Items from a dataset
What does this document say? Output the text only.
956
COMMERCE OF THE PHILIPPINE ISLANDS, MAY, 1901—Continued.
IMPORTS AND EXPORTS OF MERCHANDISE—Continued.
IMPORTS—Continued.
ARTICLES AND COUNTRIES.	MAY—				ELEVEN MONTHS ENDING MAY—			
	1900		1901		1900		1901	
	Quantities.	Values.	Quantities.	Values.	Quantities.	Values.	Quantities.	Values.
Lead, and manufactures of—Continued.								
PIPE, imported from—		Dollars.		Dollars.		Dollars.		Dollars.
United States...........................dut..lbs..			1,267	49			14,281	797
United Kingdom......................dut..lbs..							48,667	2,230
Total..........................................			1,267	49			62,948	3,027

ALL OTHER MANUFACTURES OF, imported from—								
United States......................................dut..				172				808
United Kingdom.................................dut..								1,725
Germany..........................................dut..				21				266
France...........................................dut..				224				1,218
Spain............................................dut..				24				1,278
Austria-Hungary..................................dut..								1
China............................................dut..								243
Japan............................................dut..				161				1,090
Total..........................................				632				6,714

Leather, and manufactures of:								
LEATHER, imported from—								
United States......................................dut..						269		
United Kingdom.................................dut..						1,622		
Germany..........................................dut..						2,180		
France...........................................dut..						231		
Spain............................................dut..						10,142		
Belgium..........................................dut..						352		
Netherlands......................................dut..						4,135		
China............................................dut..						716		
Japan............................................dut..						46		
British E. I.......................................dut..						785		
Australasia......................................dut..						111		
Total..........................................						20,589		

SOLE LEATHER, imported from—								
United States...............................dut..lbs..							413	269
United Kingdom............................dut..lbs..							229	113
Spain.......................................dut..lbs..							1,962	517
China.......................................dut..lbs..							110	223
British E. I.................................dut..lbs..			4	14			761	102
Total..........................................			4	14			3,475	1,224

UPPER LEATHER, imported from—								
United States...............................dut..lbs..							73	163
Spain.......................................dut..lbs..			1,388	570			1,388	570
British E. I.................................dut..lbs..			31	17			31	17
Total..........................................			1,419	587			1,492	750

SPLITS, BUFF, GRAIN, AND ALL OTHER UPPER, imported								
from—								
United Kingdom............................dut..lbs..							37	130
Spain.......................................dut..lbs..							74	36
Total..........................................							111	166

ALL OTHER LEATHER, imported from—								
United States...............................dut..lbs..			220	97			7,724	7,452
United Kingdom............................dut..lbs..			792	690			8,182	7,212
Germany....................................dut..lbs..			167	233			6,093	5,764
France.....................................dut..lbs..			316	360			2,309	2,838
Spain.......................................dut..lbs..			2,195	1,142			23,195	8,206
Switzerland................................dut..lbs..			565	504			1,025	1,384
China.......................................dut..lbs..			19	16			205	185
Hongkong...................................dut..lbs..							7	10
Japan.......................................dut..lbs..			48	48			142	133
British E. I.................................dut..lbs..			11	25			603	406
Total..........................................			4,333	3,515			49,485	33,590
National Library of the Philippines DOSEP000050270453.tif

---

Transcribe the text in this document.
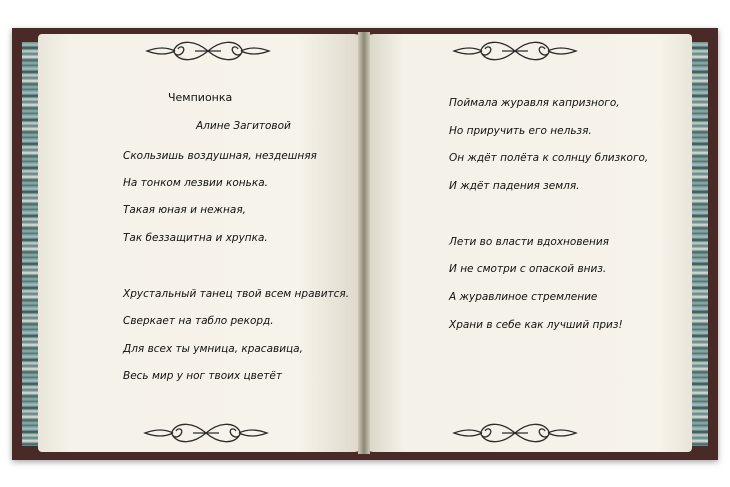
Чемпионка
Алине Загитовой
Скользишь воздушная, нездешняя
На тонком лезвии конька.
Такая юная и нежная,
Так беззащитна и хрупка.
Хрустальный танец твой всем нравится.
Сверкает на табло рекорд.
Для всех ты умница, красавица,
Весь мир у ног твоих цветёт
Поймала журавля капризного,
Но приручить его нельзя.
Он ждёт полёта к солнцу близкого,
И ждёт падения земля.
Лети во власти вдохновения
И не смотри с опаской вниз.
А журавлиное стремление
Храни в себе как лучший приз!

--

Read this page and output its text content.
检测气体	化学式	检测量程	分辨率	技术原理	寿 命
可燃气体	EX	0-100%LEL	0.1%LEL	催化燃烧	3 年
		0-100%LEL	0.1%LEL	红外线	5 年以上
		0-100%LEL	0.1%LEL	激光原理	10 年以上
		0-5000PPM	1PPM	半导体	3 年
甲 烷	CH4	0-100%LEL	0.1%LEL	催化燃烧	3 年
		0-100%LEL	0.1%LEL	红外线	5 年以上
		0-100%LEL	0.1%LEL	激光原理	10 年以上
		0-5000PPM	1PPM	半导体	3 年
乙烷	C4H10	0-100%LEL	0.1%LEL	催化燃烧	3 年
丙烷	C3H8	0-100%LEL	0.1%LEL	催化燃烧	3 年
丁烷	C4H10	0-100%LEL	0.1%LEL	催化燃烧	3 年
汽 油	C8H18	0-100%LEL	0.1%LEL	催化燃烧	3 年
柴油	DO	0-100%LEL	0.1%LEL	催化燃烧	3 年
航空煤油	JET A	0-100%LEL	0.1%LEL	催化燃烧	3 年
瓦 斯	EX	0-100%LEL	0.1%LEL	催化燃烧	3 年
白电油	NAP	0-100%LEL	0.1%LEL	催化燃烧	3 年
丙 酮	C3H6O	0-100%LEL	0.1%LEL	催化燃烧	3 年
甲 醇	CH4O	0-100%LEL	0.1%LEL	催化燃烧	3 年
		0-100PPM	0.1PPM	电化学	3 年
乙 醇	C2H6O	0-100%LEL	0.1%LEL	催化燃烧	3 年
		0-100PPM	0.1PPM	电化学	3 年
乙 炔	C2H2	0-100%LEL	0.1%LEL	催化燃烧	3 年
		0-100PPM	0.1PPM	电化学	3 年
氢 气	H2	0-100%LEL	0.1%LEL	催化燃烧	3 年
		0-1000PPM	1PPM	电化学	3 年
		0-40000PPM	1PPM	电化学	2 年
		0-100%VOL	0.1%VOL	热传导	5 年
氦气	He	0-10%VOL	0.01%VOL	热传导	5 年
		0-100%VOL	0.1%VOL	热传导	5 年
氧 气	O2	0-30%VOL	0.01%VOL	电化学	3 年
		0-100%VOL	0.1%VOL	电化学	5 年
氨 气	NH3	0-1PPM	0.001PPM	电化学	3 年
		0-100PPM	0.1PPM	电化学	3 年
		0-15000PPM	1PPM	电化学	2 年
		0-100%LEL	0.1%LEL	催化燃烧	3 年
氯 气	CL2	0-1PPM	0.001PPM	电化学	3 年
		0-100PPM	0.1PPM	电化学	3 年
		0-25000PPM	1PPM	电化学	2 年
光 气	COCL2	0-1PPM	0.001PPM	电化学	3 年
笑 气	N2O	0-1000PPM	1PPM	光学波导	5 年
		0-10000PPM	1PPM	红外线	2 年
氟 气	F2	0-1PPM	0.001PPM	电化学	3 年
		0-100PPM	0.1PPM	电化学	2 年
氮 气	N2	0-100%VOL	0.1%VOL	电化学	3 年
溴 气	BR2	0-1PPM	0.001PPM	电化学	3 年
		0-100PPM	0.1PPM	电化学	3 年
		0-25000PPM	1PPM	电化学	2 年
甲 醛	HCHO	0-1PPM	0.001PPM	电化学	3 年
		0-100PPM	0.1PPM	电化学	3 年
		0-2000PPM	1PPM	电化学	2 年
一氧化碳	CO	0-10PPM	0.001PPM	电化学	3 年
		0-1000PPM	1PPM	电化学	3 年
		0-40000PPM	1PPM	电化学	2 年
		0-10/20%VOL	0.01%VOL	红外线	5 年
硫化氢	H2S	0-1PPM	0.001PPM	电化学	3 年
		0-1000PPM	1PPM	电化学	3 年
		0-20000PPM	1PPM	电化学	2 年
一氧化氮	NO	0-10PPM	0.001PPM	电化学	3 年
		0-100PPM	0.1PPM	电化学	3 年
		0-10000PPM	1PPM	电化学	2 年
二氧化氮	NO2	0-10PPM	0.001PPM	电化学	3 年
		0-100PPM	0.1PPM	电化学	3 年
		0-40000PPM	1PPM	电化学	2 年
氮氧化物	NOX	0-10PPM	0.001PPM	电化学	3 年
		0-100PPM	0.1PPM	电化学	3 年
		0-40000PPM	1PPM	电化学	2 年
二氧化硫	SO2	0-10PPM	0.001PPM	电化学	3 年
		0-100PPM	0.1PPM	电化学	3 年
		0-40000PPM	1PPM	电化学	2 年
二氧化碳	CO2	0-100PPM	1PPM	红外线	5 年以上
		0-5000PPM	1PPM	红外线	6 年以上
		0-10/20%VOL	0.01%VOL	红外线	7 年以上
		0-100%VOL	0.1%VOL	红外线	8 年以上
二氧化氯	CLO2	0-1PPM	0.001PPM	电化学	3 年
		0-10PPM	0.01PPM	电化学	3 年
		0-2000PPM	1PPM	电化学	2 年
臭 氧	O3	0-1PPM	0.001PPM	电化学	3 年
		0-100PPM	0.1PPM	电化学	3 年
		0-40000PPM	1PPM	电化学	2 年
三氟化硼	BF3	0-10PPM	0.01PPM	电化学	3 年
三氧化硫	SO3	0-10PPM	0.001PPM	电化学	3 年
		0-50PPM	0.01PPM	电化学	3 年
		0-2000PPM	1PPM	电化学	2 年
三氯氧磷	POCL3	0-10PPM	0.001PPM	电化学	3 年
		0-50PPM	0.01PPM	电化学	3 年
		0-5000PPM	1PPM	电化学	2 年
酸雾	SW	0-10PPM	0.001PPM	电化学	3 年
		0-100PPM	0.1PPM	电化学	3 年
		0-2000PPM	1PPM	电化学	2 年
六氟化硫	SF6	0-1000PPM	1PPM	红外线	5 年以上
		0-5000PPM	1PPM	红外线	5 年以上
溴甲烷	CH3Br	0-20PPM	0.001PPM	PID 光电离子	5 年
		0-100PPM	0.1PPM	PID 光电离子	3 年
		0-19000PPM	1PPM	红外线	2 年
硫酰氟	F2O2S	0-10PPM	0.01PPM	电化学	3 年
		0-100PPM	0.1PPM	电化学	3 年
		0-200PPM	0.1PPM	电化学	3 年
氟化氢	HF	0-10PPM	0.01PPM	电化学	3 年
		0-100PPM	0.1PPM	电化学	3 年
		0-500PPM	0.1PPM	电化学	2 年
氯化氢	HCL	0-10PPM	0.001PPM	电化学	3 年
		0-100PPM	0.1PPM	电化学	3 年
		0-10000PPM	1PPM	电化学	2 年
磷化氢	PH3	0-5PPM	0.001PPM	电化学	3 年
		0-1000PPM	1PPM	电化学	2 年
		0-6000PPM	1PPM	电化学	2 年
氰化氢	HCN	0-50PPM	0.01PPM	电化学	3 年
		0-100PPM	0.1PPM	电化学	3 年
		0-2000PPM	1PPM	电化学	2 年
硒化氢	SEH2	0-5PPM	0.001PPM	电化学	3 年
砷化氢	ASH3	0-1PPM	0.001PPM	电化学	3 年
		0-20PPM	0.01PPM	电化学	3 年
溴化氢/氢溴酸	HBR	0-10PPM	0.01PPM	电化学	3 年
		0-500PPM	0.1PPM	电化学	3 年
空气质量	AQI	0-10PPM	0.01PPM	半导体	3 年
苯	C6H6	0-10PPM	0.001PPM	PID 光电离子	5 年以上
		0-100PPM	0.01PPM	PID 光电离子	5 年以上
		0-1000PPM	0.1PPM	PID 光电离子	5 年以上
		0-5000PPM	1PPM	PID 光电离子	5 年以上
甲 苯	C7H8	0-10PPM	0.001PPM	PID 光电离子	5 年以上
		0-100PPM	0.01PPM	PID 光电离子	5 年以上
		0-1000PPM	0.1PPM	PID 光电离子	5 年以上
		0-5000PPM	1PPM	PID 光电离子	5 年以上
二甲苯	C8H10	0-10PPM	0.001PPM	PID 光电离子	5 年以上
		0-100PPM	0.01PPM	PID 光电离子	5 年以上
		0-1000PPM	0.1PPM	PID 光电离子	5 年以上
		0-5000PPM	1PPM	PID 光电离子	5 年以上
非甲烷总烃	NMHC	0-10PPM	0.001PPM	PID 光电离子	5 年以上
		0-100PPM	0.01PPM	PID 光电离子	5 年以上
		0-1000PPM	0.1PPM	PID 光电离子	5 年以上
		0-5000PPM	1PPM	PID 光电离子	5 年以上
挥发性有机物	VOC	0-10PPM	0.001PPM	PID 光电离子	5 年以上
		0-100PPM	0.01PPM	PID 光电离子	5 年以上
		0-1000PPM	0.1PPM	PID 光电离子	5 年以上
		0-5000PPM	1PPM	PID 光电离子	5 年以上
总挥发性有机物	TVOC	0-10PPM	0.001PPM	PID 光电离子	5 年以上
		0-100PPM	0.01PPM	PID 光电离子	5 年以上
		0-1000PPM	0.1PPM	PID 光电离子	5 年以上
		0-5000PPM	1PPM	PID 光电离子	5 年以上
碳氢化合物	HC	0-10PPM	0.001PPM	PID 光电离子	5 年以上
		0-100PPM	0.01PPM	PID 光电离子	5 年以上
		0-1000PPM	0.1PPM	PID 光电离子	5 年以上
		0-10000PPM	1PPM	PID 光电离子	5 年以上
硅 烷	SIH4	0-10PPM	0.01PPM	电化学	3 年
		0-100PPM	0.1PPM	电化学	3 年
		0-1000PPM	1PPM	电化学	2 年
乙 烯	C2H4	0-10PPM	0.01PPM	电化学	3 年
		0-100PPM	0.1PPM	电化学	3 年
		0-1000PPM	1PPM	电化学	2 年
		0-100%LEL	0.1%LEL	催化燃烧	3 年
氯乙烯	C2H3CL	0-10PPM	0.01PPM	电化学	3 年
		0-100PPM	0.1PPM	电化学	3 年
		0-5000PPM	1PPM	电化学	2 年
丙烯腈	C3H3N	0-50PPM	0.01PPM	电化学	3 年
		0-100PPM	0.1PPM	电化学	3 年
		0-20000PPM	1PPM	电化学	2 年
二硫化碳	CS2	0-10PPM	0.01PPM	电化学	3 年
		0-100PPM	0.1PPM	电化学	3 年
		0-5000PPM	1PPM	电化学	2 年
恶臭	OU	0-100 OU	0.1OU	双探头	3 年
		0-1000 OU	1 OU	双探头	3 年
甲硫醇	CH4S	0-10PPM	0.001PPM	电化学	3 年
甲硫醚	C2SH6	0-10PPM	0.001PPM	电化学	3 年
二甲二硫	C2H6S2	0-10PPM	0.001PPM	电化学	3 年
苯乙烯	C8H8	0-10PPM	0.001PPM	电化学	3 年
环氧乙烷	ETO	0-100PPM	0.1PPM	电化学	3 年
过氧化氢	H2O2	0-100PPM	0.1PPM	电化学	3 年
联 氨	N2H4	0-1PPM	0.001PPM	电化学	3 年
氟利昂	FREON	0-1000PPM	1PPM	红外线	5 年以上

THE PROBLEM
Pull out every line of the records above that contains the word "ждёт".

EXERCISE SOLUTION
Он ждёт полёта к солнцу близкого,
И ждёт падения земля.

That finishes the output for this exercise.